== WORK TO DO ==
Sift the material for lines containing "STELLA", and return them.

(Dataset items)
★ ★ ★ ★

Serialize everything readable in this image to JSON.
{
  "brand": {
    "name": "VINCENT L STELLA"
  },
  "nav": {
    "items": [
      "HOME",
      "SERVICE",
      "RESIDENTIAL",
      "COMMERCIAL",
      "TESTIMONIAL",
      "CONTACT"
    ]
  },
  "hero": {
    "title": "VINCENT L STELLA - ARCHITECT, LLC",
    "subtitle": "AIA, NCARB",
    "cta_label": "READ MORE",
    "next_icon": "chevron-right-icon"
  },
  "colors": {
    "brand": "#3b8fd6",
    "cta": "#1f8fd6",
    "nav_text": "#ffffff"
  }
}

★ ★ ★ ★

== THE RESPONSE ==
    "name": "VINCENT L STELLA"
    "title": "VINCENT L STELLA - ARCHITECT, LLC",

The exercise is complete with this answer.